**Problem to work on**
Each record below is to be copied word for word, with pictures removed.

Start

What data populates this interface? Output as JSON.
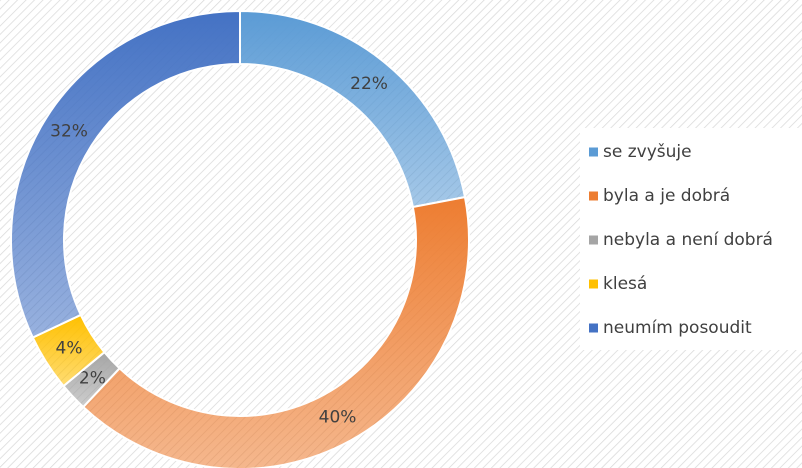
{
  "chart_data": {
    "type": "donut",
    "categories": [
      "se zvyšuje",
      "byla a je dobrá",
      "nebyla a není dobrá",
      "klesá",
      "neumím posoudit"
    ],
    "values": [
      22,
      40,
      2,
      4,
      32
    ],
    "value_labels": [
      "22%",
      "40%",
      "2%",
      "4%",
      "32%"
    ],
    "colors": [
      "#5b9bd5",
      "#ed7d31",
      "#a5a5a5",
      "#ffc000",
      "#4472c4"
    ],
    "legend": "right"
  }
}
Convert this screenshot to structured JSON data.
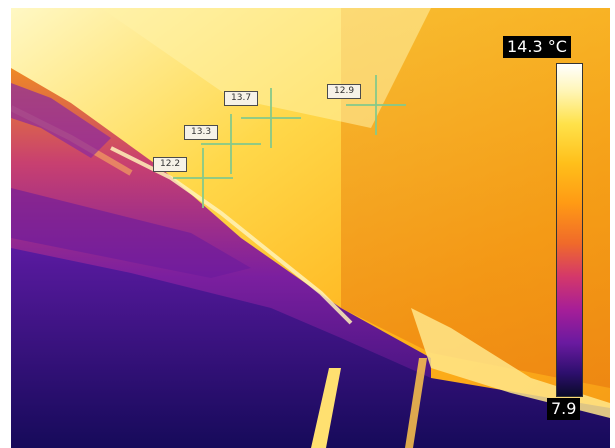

End

**Response to this task**
What data populates this interface? Output as JSON.
{
  "chart_data": {
    "type": "donut",
    "categories": [
      "se zvyšuje",
      "byla a je dobrá",
      "nebyla a není dobrá",
      "klesá",
      "neumím posoudit"
    ],
    "values": [
      22,
      40,
      2,
      4,
      32
    ],
    "value_labels": [
      "22%",
      "40%",
      "2%",
      "4%",
      "32%"
    ],
    "colors": [
      "#5b9bd5",
      "#ed7d31",
      "#a5a5a5",
      "#ffc000",
      "#4472c4"
    ],
    "legend": "right"
  }
}
Convert this screenshot to structured JSON data.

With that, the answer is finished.